Task goal: All lines holding the word "page" should be located in the records and copied.

------ Stored data

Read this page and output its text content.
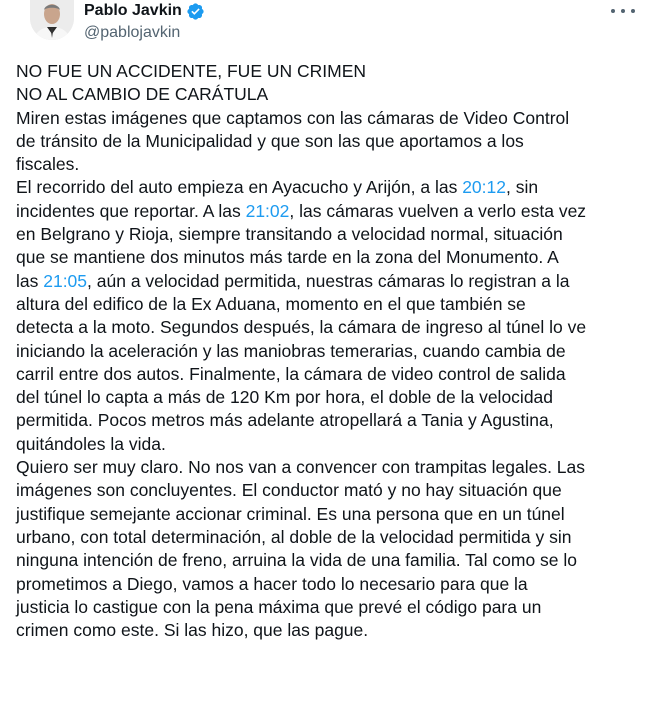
Pablo Javkin
@pablojavkin
NO FUE UN ACCIDENTE, FUE UN CRIMEN
NO AL CAMBIO DE CARÁTULA
Miren estas imágenes que captamos con las cámaras de Video Control
de tránsito de la Municipalidad y que son las que aportamos a los
fiscales.
El recorrido del auto empieza en Ayacucho y Arijón, a las 20:12, sin
incidentes que reportar. A las 21:02, las cámaras vuelven a verlo esta vez
en Belgrano y Rioja, siempre transitando a velocidad normal, situación
que se mantiene dos minutos más tarde en la zona del Monumento. A
las 21:05, aún a velocidad permitida, nuestras cámaras lo registran a la
altura del edifico de la Ex Aduana, momento en el que también se
detecta a la moto. Segundos después, la cámara de ingreso al túnel lo ve
iniciando la aceleración y las maniobras temerarias, cuando cambia de
carril entre dos autos. Finalmente, la cámara de video control de salida
del túnel lo capta a más de 120 Km por hora, el doble de la velocidad
permitida. Pocos metros más adelante atropellará a Tania y Agustina,
quitándoles la vida.
Quiero ser muy claro. No nos van a convencer con trampitas legales. Las
imágenes son concluyentes. El conductor mató y no hay situación que
justifique semejante accionar criminal. Es una persona que en un túnel
urbano, con total determinación, al doble de la velocidad permitida y sin
ninguna intención de freno, arruina la vida de una familia. Tal como se lo
prometimos a Diego, vamos a hacer todo lo necesario para que la
justicia lo castigue con la pena máxima que prevé el código para un
crimen como este. Si las hizo, que las pague.
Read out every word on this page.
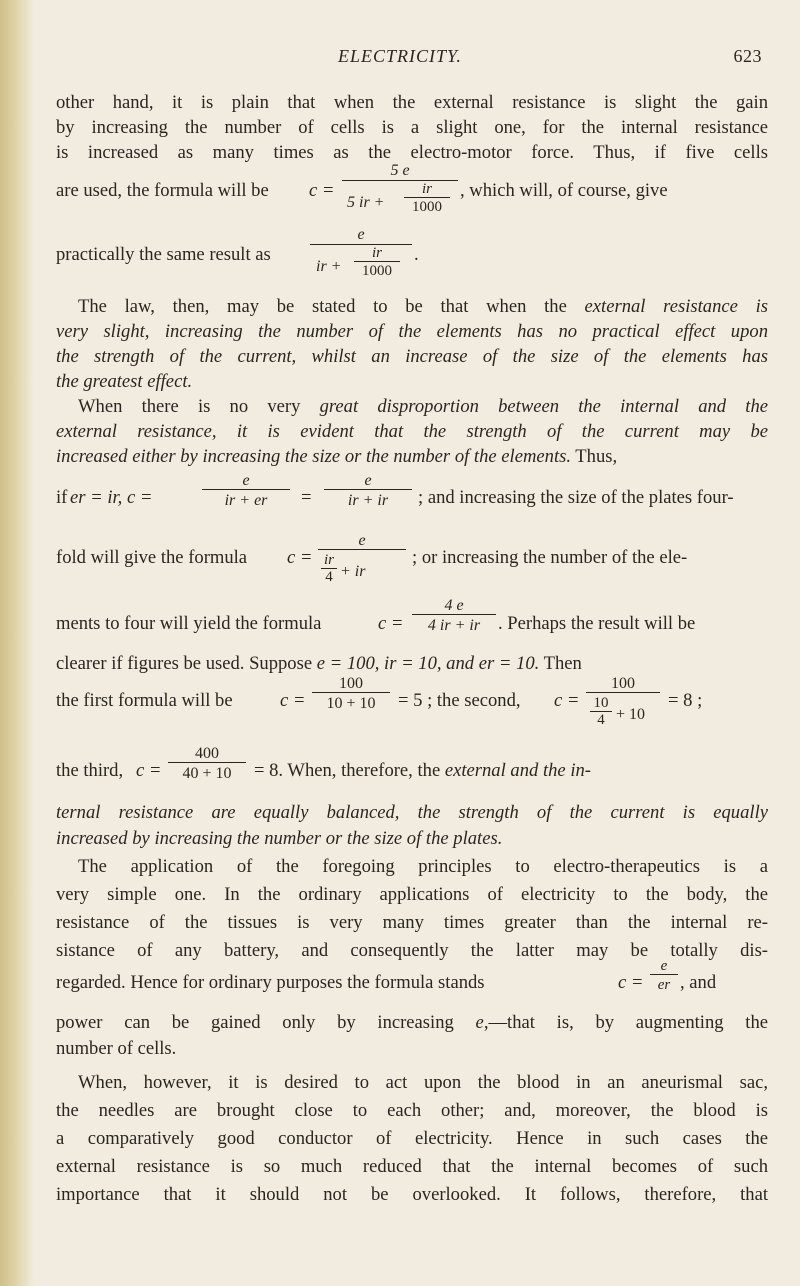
ELECTRICITY.	623
other hand, it is plain that when the external resistance is slight the gain
by increasing the number of cells is a slight one, for the internal resistance
is increased as many times as the electro-motor force. Thus, if five cells
are used, the formula will be c =
5 e
5 ir +
ir
1000
, which will, of course, give
practically the same result as
e
ir +
ir
1000
.
The law, then, may be stated to be that when the external resistance is
very slight, increasing the number of the elements has no practical effect upon
the strength of the current, whilst an increase of the size of the elements has
the greatest effect.
When there is no very great disproportion between the internal and the
external resistance, it is evident that the strength of the current may be
increased either by increasing the size or the number of the elements. Thus,
if er = ir, c =
e
ir + er	=
e
ir + ir	; and increasing the size of the plates four-
fold will give the formula c =
e
ir
4 + ir
; or increasing the number of the ele-
ments to four will yield the formula	c =
4 e
4 ir + ir . Perhaps the result will be
clearer if figures be used. Suppose e = 100, ir = 10, and er = 10. Then
the first formula will be	c =
100
10 + 10	= 5 ; the second, c =
100
10
4 + 10
= 8 ;
the third, c =
400
40 + 10	= 8. When, therefore, the external and the in-
ternal resistance are equally balanced, the strength of the current is equally
increased by increasing the number or the size of the plates.
The application of the foregoing principles to electro-therapeutics is a
very simple one. In the ordinary applications of electricity to the body, the
resistance of the tissues is very many times greater than the internal re-
sistance of any battery, and consequently the latter may be totally dis-
regarded. Hence for ordinary purposes the formula stands	c =
e
er , and
power can be gained only by increasing e,—that is, by augmenting the
number of cells.
When, however, it is desired to act upon the blood in an aneurismal sac,
the needles are brought close to each other; and, moreover, the blood is
a comparatively good conductor of electricity. Hence in such cases the
external resistance is so much reduced that the internal becomes of such
importance that it should not be overlooked. It follows, therefore, that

------------

Response for this exercise:
Read this page and output its text content.
Read out every word on this page.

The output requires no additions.